# Record extracts
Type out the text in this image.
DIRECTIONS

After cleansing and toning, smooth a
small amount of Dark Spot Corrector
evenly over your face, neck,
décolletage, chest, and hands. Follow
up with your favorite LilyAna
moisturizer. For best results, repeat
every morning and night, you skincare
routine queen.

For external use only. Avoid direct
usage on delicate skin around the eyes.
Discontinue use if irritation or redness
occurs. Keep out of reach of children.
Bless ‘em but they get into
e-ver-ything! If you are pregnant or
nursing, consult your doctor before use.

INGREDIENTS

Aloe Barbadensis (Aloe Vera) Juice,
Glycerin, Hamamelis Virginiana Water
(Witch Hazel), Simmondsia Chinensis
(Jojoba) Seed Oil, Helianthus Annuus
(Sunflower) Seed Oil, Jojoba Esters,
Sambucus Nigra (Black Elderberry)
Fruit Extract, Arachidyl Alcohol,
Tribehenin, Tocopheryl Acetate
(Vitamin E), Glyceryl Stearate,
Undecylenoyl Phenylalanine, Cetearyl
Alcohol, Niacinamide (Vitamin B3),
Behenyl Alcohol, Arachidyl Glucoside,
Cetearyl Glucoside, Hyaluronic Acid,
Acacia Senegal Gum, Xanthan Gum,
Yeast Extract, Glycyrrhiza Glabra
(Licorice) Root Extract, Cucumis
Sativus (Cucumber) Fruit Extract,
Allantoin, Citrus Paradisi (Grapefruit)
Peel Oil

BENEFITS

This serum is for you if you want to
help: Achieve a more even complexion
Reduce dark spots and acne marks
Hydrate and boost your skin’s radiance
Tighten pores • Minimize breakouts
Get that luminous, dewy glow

# Exercise details
Identify each line holding the string "Seed", and copy it out.

# Finished task
(Jojoba) Seed Oil, Helianthus Annuus
(Sunflower) Seed Oil, Jojoba Esters,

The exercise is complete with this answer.